== Supplied information ==

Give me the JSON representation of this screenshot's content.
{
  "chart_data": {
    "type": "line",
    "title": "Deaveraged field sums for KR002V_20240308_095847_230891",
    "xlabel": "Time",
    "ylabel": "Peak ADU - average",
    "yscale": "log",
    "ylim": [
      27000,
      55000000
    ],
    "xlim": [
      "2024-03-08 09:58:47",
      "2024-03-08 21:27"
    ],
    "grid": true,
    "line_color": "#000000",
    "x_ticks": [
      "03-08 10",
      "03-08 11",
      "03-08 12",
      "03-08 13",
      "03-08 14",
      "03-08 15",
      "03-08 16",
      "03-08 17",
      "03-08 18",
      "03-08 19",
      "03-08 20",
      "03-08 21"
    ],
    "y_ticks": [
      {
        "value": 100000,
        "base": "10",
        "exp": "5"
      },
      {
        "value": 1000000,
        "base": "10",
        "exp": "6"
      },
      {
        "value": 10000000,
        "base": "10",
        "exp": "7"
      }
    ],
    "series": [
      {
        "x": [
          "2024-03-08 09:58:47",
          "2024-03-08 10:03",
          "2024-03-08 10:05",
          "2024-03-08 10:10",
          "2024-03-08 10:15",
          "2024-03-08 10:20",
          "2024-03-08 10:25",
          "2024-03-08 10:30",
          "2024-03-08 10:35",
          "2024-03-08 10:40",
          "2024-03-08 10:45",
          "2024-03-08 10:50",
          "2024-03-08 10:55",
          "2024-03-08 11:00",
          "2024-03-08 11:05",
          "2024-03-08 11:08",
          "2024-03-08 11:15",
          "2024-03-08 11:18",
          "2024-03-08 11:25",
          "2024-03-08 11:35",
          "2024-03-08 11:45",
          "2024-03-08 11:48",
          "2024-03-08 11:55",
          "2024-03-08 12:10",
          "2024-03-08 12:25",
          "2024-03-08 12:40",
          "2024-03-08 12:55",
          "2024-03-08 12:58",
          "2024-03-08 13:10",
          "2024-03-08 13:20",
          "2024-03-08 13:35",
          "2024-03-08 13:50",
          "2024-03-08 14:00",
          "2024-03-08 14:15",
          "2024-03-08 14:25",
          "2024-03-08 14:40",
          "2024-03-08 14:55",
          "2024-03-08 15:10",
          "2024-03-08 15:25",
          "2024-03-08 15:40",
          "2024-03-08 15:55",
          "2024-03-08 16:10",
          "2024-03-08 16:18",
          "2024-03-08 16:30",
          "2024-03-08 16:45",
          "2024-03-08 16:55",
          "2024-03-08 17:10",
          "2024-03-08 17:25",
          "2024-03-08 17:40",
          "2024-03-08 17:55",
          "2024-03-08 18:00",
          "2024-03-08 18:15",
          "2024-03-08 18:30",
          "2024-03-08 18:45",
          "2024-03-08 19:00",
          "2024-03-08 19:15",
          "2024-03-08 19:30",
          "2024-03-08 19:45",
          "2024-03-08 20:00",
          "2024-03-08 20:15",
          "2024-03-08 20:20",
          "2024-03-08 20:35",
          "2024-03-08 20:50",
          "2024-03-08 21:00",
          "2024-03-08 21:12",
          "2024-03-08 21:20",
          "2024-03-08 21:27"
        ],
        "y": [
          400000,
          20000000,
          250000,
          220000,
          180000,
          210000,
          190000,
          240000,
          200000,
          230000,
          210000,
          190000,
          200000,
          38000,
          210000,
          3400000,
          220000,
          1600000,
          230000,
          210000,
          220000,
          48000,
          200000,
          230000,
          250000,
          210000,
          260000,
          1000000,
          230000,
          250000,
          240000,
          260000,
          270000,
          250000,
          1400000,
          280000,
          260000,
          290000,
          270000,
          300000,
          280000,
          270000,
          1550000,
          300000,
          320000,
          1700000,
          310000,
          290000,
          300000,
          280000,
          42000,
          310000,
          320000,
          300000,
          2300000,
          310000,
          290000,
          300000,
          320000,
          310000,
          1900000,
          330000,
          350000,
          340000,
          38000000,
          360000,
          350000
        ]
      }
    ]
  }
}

===

Task requirements. In the records above, find each line that holds the word "value"; copy all such lines.

Answer to the task.
        "value": 100000,
        "value": 1000000,
        "value": 10000000,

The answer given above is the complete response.